(Records from a dataset)
::::
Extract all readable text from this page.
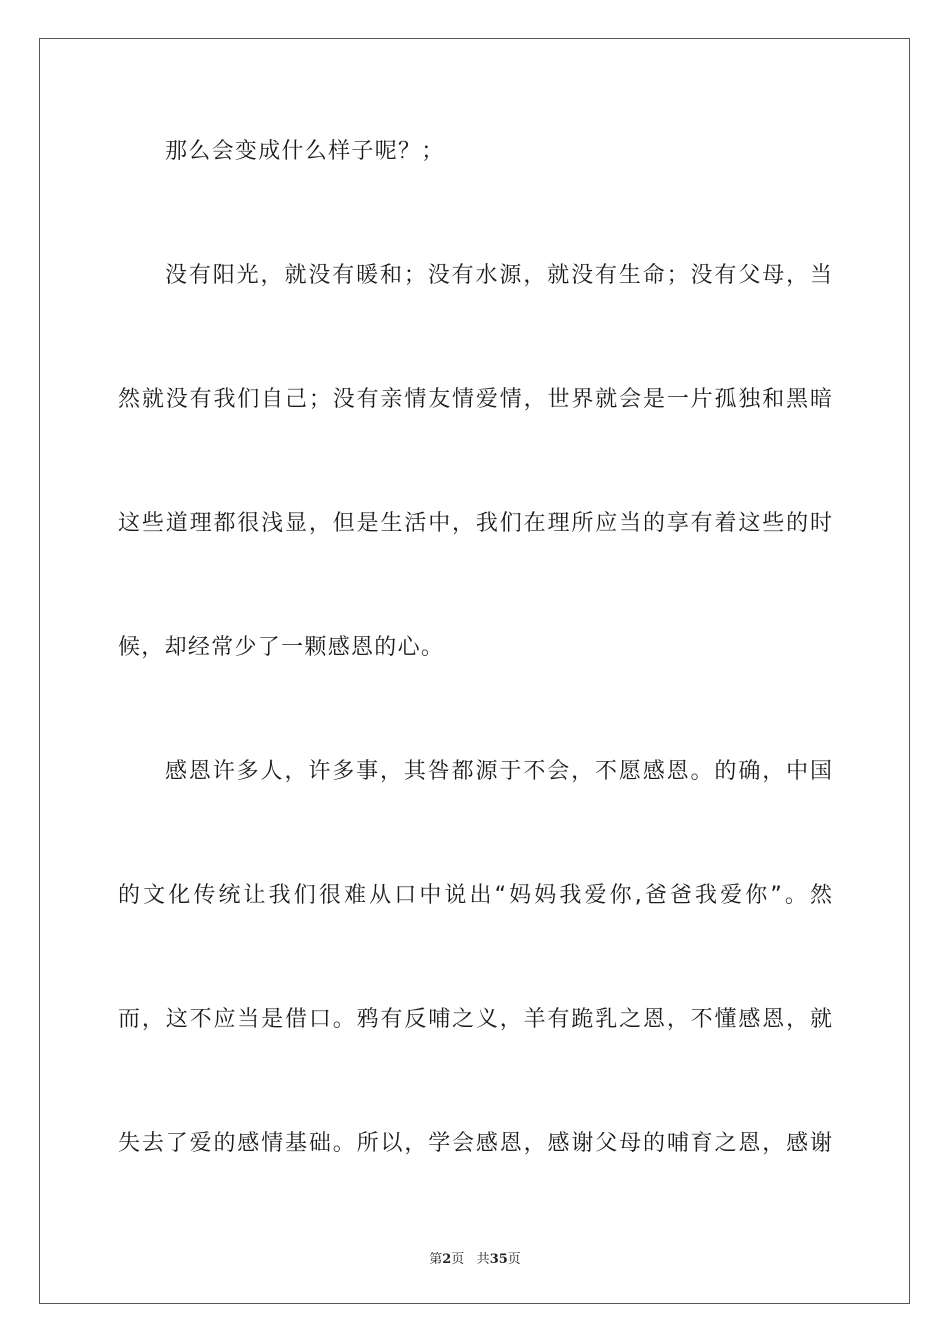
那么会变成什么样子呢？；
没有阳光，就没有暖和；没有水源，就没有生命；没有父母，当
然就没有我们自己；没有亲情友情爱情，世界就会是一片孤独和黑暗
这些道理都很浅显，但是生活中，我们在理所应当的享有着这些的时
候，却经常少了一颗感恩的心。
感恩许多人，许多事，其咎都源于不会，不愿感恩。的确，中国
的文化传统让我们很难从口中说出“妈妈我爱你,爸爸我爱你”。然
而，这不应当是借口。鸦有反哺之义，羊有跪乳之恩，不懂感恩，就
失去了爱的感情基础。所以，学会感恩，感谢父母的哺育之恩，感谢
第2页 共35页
::::
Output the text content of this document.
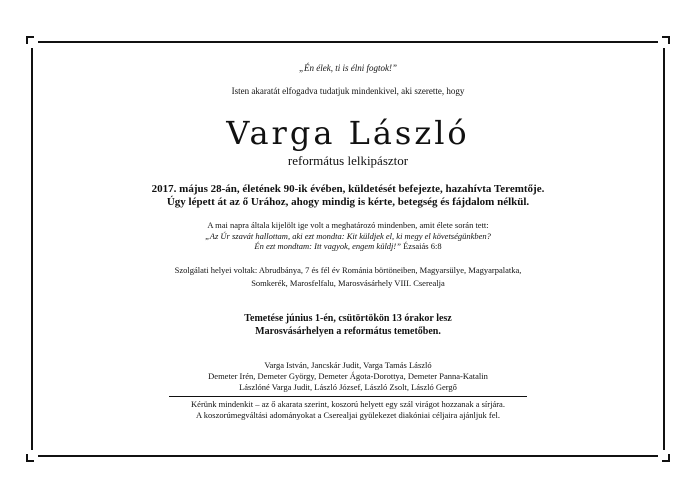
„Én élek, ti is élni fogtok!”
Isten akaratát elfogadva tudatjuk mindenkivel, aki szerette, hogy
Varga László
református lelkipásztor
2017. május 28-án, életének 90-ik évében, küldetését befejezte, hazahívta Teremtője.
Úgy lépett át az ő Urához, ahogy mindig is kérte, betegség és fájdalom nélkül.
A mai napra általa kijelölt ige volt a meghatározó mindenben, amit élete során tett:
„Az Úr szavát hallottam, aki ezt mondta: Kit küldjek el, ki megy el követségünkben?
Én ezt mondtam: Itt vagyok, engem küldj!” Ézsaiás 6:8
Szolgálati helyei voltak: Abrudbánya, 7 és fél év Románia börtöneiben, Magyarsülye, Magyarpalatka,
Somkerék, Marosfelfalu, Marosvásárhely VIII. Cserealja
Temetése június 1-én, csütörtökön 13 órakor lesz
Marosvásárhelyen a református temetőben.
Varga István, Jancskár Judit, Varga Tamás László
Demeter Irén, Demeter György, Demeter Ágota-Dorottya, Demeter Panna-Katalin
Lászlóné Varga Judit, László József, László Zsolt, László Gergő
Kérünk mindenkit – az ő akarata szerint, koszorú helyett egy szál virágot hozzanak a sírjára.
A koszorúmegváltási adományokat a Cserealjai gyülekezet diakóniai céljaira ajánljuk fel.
::::
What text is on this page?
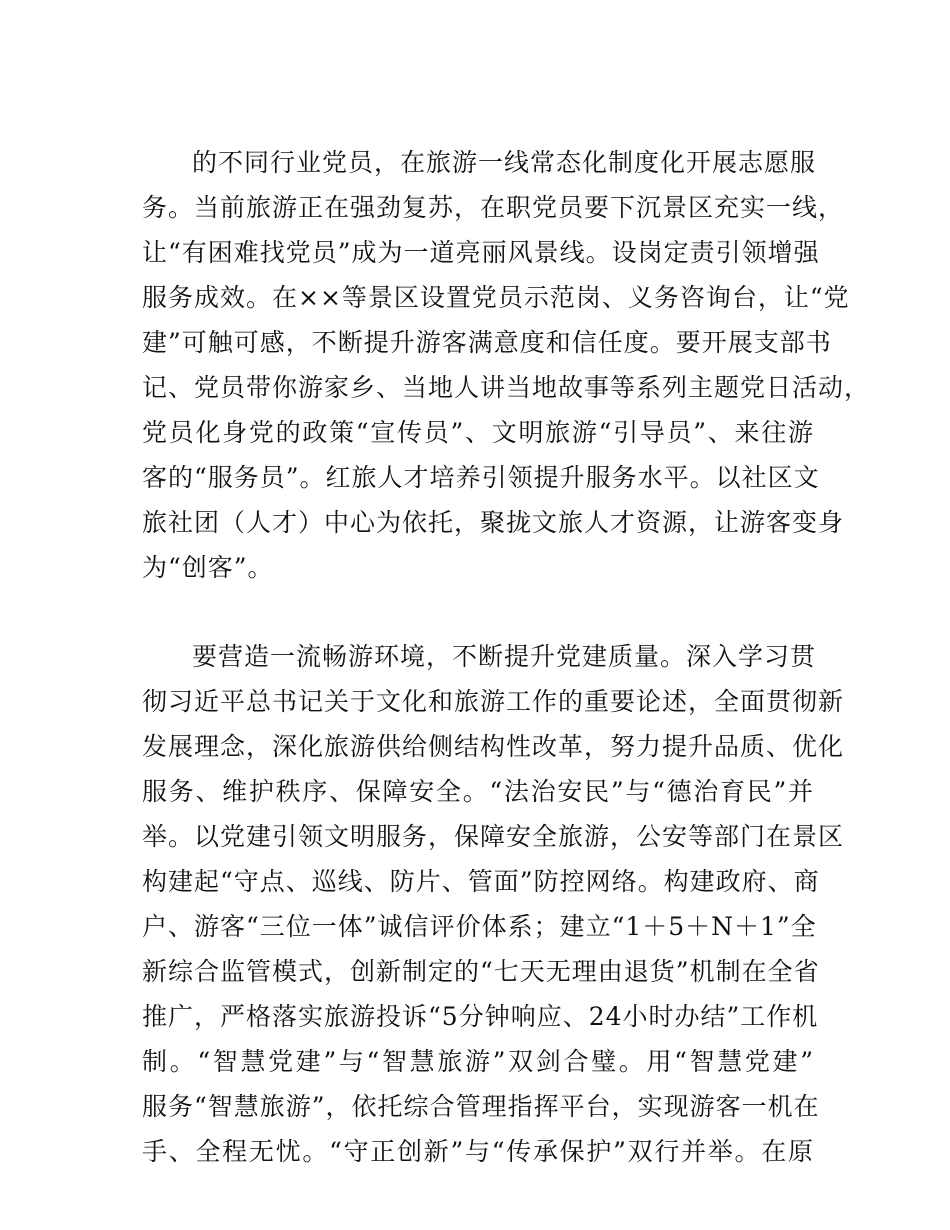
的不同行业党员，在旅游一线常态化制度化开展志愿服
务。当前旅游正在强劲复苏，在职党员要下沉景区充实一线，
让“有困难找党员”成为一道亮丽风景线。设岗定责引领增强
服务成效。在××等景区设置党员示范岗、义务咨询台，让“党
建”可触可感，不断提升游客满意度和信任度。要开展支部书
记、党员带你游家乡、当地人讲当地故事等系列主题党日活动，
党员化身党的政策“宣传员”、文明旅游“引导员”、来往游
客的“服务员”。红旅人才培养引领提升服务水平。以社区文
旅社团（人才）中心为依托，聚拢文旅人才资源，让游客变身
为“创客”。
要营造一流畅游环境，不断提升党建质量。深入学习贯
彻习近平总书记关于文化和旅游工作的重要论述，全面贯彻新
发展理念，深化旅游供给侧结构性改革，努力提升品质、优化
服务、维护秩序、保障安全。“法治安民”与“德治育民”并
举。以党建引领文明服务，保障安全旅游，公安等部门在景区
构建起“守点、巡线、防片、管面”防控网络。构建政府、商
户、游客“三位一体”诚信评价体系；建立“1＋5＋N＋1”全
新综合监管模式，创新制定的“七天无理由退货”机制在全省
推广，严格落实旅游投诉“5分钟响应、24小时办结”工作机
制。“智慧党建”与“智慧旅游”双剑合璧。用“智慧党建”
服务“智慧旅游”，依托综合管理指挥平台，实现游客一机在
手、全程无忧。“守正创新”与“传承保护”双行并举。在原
::::
• DIRECTION
Copy out all lines where the word "Varga" appears.

• SOLUTION
Varga László
Varga István, Jancskár Judit, Varga Tamás László
Lászlóné Varga Judit, László József, László Zsolt, László Gergő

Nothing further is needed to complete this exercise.